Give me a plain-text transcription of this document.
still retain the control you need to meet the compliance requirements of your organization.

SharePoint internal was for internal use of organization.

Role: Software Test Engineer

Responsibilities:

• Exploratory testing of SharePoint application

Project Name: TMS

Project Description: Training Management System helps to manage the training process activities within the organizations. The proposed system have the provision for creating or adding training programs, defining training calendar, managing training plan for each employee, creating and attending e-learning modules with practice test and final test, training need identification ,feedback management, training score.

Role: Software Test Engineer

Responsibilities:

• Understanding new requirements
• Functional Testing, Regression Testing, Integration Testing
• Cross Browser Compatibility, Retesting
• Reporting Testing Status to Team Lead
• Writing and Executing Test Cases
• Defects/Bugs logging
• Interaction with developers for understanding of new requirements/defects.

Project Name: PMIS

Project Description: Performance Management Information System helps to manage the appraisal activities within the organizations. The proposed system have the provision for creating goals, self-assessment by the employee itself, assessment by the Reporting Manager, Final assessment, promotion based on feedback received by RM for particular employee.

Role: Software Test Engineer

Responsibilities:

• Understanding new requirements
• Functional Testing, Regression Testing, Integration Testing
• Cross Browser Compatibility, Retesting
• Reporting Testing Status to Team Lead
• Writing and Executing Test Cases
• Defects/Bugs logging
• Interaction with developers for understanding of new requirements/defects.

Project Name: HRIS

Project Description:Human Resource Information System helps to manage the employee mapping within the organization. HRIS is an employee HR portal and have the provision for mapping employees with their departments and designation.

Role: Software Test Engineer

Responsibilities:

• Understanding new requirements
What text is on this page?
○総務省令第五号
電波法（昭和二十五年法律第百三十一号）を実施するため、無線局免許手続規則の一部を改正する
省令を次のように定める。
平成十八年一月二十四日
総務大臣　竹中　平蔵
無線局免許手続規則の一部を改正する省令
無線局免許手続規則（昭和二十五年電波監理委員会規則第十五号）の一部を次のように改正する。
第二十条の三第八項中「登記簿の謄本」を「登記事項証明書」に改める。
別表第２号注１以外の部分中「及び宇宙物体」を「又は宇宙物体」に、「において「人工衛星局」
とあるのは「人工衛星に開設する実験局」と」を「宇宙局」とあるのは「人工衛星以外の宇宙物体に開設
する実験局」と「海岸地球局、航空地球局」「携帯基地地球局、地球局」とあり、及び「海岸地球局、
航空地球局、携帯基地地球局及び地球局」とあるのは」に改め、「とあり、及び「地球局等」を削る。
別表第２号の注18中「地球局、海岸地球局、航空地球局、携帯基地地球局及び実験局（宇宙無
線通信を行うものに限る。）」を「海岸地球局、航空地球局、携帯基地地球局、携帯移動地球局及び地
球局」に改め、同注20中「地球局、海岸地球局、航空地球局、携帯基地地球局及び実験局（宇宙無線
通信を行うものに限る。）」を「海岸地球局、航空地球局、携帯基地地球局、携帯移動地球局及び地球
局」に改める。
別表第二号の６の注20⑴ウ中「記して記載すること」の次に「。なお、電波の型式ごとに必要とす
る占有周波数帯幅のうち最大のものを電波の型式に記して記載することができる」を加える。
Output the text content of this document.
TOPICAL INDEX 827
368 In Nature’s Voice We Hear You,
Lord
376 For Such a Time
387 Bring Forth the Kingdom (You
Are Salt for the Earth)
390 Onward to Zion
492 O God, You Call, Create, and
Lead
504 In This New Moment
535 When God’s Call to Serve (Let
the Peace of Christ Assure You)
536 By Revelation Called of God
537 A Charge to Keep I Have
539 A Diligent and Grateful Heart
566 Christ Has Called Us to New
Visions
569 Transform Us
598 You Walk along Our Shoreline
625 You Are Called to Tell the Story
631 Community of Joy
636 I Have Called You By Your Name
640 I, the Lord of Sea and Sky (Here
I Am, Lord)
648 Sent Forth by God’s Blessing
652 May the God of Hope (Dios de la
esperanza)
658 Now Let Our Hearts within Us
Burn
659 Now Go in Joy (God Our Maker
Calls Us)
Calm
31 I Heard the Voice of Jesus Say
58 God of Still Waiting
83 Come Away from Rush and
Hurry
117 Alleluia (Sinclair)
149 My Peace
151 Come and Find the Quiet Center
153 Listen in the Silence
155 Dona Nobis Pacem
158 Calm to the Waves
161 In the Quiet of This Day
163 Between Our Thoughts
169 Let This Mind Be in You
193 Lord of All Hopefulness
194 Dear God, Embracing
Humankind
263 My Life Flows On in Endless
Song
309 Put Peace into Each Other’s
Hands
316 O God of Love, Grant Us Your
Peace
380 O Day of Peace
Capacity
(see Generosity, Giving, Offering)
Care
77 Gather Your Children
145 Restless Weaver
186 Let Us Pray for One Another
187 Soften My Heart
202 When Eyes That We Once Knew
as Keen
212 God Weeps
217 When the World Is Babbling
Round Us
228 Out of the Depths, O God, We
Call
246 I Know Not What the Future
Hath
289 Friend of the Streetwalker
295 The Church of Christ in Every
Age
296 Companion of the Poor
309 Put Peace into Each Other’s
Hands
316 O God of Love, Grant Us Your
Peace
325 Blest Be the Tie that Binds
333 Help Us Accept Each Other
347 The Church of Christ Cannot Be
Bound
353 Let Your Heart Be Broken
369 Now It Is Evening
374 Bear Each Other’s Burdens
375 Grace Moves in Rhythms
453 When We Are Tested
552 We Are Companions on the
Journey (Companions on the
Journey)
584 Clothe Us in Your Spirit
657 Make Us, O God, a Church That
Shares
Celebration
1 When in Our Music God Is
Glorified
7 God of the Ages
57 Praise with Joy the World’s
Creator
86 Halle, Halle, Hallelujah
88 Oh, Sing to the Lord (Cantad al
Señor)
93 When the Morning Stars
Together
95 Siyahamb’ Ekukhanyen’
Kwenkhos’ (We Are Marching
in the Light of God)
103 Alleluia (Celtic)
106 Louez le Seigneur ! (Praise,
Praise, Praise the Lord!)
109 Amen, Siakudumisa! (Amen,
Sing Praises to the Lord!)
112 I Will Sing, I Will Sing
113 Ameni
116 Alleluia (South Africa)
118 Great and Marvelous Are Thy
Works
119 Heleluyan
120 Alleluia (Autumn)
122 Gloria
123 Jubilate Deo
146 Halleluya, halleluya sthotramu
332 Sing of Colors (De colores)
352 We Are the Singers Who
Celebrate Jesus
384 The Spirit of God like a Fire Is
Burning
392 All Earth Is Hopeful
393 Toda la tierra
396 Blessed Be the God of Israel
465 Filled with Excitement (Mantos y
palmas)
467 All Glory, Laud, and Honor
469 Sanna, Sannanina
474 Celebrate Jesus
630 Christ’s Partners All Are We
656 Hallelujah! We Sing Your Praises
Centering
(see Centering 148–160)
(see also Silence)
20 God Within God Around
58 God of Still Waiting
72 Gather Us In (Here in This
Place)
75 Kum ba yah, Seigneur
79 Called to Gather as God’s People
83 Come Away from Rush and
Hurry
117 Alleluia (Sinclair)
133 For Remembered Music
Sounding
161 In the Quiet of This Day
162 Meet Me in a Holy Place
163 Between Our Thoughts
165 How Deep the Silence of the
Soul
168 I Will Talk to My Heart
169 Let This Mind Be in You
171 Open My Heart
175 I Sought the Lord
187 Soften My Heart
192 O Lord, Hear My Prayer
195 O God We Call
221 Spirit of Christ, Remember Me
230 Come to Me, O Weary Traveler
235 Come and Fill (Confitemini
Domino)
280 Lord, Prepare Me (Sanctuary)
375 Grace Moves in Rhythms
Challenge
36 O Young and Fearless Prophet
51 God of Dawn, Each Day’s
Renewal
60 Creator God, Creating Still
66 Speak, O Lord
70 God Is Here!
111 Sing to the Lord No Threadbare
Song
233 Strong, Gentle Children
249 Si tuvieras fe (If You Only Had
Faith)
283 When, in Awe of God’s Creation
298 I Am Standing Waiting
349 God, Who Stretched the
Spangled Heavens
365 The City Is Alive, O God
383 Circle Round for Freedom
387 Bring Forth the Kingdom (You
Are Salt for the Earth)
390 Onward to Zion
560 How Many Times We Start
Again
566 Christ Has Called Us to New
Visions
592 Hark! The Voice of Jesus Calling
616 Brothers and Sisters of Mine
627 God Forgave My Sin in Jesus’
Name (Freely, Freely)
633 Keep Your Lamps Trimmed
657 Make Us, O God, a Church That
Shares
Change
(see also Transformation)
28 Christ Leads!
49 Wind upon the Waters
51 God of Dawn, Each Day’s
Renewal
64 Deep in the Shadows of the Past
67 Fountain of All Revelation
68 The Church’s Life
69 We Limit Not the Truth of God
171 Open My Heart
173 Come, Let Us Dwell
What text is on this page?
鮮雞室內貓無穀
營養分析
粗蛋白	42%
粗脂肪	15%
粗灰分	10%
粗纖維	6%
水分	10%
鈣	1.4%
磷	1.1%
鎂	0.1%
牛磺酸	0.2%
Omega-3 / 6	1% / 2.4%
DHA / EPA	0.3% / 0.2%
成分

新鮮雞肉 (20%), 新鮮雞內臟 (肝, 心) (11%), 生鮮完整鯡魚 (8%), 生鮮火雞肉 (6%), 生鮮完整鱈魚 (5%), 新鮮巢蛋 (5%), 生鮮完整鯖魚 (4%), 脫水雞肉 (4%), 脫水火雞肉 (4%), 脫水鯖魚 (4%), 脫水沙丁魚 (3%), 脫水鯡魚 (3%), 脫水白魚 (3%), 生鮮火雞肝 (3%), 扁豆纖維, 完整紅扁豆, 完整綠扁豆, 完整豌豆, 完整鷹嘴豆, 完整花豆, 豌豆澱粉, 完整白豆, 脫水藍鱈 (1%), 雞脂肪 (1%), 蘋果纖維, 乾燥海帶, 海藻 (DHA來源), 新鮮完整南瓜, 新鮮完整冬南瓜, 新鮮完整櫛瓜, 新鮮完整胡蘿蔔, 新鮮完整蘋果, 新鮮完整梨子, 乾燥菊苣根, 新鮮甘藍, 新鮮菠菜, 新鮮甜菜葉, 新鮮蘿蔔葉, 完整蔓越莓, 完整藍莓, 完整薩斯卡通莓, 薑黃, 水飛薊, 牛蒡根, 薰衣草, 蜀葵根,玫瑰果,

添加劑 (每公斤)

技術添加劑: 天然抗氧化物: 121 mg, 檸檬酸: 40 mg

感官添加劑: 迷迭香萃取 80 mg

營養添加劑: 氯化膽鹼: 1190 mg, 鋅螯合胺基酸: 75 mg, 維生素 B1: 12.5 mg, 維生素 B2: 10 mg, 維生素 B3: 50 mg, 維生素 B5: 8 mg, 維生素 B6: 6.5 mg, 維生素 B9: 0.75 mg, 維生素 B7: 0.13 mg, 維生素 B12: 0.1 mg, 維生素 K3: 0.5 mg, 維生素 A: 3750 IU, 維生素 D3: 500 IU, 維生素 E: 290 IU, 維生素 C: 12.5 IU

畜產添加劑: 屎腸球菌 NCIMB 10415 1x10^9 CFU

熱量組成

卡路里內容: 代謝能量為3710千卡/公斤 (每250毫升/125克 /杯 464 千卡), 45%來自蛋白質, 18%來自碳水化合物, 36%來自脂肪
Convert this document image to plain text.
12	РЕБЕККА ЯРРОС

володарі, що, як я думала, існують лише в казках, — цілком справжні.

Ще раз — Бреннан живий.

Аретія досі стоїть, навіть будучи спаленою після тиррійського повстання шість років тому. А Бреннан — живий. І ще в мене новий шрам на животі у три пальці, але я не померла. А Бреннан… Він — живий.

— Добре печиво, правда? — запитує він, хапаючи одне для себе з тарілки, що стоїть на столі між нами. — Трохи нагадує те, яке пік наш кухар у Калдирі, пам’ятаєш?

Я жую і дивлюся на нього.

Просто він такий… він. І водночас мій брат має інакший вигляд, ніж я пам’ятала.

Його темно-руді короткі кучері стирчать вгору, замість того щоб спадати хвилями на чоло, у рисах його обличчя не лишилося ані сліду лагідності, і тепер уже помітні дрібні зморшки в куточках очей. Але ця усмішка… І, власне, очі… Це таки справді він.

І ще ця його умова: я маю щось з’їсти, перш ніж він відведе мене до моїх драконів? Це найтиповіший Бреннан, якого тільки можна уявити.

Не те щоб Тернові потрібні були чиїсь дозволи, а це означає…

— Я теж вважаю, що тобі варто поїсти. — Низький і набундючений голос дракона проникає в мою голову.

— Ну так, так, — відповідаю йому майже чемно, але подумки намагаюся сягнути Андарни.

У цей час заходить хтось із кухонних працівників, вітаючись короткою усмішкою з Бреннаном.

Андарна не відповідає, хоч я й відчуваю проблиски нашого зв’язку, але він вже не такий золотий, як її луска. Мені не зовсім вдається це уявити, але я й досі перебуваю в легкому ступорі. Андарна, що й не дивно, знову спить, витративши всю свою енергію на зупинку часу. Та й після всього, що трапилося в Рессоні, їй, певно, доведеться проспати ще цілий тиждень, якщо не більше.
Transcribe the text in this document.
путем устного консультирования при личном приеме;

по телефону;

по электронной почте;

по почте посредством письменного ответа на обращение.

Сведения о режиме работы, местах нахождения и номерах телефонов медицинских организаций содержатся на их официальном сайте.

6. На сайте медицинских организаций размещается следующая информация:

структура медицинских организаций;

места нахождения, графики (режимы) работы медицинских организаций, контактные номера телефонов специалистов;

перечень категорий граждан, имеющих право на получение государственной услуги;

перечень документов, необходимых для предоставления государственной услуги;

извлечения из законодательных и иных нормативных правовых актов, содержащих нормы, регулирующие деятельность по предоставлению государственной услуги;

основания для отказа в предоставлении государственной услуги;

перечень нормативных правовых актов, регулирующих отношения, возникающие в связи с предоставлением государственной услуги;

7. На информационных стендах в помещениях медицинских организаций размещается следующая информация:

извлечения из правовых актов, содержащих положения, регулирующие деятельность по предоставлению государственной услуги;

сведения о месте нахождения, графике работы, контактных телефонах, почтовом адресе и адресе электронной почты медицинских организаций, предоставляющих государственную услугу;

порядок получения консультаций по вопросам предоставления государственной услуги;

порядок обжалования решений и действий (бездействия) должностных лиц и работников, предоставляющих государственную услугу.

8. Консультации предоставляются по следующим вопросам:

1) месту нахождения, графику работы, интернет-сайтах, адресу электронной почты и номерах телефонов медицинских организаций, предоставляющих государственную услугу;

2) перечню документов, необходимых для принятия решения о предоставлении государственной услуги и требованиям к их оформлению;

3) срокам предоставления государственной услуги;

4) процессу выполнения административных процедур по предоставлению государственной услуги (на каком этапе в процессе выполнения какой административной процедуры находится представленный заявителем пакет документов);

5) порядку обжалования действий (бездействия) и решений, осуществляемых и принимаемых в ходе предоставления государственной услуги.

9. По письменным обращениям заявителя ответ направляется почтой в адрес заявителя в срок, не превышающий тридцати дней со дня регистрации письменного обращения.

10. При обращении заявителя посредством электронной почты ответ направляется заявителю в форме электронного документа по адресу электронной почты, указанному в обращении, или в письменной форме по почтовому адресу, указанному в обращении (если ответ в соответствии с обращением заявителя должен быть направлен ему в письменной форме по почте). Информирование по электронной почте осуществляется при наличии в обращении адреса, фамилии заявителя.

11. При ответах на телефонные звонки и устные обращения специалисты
========================================================================
■ **Task**: Look above for every line with the word "предоставляющих" and copy it.

■ **Exercise output**:
сведения о месте нахождения, графике работы, контактных телефонах, почтовом адресе и адресе электронной почты медицинских организаций, предоставляющих государственную услугу;
порядок обжалования решений и действий (бездействия) должностных лиц и работников, предоставляющих государственную услугу.
1) месту нахождения, графику работы, интернет-сайтах, адресу электронной почты и номерах телефонов медицинских организаций, предоставляющих государственную услугу;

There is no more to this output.